### Stated goal
How many lines of the entries below include the word "области"? Answer with the number alone.
▬▬▬▬▬▬
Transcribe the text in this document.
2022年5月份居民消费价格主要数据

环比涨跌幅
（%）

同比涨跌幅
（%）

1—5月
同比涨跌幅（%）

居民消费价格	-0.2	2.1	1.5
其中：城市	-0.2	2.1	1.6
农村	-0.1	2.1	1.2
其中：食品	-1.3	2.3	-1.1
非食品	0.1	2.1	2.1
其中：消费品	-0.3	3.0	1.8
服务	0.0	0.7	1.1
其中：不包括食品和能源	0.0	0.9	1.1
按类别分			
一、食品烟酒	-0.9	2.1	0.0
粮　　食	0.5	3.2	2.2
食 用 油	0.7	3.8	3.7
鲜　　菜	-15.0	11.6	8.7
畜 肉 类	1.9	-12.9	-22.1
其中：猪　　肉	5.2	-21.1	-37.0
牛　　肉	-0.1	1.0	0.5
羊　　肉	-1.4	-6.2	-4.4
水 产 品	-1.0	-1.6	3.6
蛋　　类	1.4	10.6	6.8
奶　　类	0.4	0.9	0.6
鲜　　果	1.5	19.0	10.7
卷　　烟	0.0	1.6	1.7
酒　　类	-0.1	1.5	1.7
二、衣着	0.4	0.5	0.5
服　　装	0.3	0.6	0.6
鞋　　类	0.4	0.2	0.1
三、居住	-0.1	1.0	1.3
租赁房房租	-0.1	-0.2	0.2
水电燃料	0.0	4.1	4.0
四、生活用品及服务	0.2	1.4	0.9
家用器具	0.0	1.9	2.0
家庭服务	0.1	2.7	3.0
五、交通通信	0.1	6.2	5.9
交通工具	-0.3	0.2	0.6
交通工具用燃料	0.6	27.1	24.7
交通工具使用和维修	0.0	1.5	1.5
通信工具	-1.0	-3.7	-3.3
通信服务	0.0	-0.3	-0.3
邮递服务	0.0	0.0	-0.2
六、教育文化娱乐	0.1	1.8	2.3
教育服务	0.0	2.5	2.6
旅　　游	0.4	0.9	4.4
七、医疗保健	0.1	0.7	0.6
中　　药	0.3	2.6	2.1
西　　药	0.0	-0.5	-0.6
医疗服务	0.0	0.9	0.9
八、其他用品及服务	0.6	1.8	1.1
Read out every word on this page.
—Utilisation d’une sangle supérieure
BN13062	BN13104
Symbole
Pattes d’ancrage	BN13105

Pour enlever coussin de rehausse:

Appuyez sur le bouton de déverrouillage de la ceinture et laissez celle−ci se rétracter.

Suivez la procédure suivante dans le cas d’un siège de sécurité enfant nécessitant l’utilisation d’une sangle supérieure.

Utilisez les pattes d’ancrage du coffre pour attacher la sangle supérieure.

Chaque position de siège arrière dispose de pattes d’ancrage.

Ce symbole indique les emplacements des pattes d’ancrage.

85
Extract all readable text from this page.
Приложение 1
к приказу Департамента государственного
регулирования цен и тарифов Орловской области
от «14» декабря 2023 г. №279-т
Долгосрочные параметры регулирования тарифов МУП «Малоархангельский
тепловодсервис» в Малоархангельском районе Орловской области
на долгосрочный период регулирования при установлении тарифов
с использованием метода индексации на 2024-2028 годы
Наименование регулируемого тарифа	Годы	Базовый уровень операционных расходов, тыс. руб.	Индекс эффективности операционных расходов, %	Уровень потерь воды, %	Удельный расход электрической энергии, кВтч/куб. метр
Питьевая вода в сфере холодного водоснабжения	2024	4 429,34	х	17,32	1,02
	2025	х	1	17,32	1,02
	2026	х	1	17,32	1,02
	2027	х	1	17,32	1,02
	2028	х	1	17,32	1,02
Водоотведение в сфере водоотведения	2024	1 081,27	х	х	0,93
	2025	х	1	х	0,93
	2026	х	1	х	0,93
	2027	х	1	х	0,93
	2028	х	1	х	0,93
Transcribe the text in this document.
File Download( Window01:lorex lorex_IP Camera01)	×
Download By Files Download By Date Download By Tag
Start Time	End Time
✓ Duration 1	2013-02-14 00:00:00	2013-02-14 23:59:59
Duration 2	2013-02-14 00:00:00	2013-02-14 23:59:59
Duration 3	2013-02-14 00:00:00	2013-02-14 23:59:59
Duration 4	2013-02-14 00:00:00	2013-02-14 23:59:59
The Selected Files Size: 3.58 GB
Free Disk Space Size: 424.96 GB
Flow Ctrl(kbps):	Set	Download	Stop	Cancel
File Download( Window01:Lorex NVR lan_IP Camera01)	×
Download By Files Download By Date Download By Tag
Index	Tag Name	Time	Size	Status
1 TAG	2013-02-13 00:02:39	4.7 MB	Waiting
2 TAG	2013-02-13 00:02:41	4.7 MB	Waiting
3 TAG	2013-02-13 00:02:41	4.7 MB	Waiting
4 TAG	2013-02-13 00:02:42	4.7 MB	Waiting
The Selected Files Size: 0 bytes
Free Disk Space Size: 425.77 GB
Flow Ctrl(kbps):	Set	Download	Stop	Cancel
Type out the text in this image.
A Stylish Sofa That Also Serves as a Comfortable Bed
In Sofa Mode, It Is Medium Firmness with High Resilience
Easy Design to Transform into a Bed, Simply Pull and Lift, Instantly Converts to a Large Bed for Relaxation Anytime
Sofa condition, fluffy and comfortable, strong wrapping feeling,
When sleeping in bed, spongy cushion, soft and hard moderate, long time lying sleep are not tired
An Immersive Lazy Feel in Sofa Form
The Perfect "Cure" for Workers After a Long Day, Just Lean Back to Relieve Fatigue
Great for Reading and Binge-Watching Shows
▬▬▬▬▬▬
### Right answer
2